* WHAT IS BEING ASKED:
Hunt for the word "Osservatorio" across the entries below, copying each line that holds it.

* RECORDED DATA:
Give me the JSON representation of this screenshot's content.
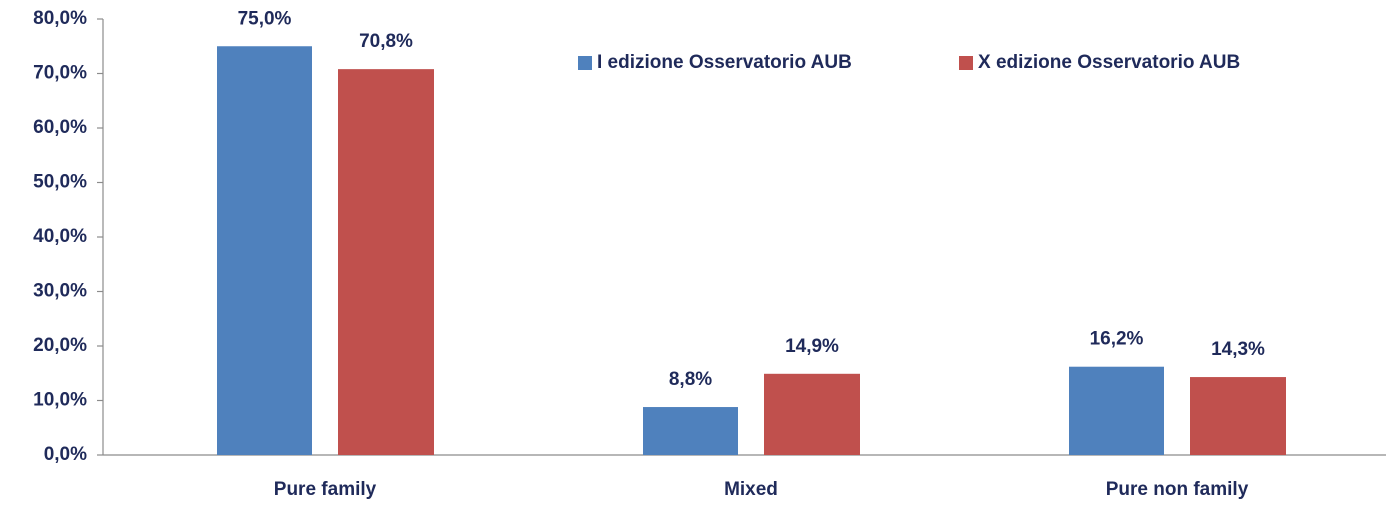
{
  "chart_data": {
    "type": "bar",
    "categories": [
      "Pure family",
      "Mixed",
      "Pure non family"
    ],
    "series": [
      {
        "name": "I edizione Osservatorio AUB",
        "color": "#4f81bd",
        "values": [
          75.0,
          8.8,
          16.2
        ],
        "value_labels": [
          "75,0%",
          "8,8%",
          "16,2%"
        ]
      },
      {
        "name": "X edizione Osservatorio AUB",
        "color": "#c0504d",
        "values": [
          70.8,
          14.9,
          14.3
        ],
        "value_labels": [
          "70,8%",
          "14,9%",
          "14,3%"
        ]
      }
    ],
    "ylim": [
      0,
      80
    ],
    "yticks": [
      {
        "value": 0,
        "label": "0,0%"
      },
      {
        "value": 10,
        "label": "10,0%"
      },
      {
        "value": 20,
        "label": "20,0%"
      },
      {
        "value": 30,
        "label": "30,0%"
      },
      {
        "value": 40,
        "label": "40,0%"
      },
      {
        "value": 50,
        "label": "50,0%"
      },
      {
        "value": 60,
        "label": "60,0%"
      },
      {
        "value": 70,
        "label": "70,0%"
      },
      {
        "value": 80,
        "label": "80,0%"
      }
    ],
    "grid": false,
    "legend": "top-right"
  }
}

* COMPLETE RESPONSE:
        "name": "I edizione Osservatorio AUB",
        "name": "X edizione Osservatorio AUB",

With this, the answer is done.